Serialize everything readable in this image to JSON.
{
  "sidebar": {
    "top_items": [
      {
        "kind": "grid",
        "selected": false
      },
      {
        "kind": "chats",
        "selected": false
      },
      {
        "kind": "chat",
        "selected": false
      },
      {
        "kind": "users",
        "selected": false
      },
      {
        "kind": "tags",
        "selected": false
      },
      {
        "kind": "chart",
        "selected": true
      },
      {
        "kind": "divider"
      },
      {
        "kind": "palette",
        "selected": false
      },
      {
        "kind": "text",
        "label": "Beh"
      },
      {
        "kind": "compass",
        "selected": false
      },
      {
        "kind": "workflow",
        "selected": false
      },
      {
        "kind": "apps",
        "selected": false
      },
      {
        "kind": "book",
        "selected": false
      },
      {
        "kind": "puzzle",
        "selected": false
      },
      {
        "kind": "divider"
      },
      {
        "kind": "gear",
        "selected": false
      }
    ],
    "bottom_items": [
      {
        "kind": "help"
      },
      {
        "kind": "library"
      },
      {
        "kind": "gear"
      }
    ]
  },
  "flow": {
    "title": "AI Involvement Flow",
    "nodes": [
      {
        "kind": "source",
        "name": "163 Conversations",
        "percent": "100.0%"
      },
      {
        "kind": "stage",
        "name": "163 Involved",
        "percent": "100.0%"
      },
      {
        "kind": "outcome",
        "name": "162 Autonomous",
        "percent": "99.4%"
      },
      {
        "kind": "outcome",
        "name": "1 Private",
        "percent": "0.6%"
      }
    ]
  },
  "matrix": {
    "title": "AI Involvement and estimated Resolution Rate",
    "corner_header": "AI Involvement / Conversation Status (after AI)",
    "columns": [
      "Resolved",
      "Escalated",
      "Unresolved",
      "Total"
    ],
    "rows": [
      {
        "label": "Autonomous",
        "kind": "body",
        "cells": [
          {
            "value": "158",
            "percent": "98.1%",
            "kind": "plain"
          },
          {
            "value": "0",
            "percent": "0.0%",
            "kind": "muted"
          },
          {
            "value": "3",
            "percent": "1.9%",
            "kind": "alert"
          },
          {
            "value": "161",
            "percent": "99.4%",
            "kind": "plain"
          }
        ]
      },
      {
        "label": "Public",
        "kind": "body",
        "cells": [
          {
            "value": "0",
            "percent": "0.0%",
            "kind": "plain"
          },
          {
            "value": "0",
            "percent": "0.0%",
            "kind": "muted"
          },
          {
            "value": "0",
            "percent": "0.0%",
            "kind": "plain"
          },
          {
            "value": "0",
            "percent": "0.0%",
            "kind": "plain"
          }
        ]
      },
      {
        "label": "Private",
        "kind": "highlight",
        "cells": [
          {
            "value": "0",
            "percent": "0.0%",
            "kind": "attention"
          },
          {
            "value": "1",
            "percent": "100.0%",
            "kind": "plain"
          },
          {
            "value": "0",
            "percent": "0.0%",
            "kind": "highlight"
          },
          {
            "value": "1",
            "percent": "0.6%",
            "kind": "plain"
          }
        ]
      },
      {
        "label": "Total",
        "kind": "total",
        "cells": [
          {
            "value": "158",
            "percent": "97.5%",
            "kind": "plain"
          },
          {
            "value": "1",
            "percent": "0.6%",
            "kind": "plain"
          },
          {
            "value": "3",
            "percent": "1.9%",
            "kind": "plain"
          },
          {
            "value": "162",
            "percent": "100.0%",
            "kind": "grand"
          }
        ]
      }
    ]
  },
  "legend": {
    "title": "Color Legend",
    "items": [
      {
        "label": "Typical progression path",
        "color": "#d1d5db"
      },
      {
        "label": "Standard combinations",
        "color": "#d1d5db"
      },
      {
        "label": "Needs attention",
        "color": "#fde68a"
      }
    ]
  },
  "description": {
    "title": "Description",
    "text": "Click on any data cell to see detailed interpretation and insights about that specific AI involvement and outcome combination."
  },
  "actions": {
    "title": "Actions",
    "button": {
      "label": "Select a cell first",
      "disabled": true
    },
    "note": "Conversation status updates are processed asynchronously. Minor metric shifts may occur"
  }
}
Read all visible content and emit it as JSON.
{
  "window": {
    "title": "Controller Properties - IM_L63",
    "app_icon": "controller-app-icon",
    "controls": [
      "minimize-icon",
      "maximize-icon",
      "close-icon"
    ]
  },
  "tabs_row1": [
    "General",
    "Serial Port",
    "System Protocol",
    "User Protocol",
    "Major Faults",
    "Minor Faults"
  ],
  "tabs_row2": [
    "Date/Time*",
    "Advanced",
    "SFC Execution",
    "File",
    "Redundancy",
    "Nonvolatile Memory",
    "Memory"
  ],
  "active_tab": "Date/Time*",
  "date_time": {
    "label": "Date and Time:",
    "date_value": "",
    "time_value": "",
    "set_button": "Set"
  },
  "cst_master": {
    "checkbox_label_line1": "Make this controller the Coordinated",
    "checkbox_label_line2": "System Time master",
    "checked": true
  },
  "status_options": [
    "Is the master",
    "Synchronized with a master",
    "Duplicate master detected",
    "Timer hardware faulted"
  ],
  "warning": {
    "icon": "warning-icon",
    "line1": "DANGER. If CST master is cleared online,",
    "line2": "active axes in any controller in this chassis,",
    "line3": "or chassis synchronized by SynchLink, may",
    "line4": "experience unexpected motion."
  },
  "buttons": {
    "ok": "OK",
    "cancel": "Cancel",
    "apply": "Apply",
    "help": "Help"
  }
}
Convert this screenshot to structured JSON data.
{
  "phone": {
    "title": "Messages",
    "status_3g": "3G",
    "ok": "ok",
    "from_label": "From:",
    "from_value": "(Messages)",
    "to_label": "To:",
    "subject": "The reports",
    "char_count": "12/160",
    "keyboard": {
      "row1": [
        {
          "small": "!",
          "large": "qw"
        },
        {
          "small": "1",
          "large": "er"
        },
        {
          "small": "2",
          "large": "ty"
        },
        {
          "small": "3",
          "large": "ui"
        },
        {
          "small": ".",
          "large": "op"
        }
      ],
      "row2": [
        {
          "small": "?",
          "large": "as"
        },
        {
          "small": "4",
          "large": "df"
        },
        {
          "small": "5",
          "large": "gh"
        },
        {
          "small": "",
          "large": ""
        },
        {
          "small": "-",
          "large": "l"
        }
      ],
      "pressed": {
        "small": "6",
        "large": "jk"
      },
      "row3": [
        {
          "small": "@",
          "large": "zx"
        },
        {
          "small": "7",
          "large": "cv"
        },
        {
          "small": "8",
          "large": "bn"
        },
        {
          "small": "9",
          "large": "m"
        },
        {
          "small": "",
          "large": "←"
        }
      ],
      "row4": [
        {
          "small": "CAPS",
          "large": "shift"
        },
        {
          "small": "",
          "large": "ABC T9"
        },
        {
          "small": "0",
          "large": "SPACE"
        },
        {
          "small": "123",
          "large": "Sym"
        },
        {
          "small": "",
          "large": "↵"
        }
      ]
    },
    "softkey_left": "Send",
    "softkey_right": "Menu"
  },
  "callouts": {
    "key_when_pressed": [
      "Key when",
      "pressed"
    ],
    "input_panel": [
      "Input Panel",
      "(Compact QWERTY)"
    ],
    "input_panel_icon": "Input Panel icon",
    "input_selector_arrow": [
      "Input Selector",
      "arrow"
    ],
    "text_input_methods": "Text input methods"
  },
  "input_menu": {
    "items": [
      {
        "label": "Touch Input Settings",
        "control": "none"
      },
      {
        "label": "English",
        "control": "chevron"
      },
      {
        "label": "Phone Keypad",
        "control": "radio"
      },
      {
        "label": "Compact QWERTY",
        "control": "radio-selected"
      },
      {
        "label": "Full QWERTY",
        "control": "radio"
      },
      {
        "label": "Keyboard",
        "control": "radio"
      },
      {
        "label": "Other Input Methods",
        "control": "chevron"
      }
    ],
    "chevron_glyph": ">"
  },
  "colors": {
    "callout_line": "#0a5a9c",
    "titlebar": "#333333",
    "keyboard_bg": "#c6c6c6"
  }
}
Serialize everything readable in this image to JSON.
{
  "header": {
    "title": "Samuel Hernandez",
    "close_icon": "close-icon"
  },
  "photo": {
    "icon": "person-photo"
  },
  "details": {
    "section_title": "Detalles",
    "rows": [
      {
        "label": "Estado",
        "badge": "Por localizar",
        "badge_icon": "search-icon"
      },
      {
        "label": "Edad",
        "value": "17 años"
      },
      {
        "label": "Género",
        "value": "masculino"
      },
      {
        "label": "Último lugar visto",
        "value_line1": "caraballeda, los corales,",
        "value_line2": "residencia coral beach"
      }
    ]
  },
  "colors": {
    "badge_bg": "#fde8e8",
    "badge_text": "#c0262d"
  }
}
○ ○ ○ ○ ○ ○ ○
§ **INSTRUCTIONS TO FOLLOW**: Look through the listing and extract every line with "chassis" in it.

§ **REPLY TO THE TASK**:
    "line2": "active axes in any controller in this chassis,",
    "line3": "or chassis synchronized by SynchLink, may",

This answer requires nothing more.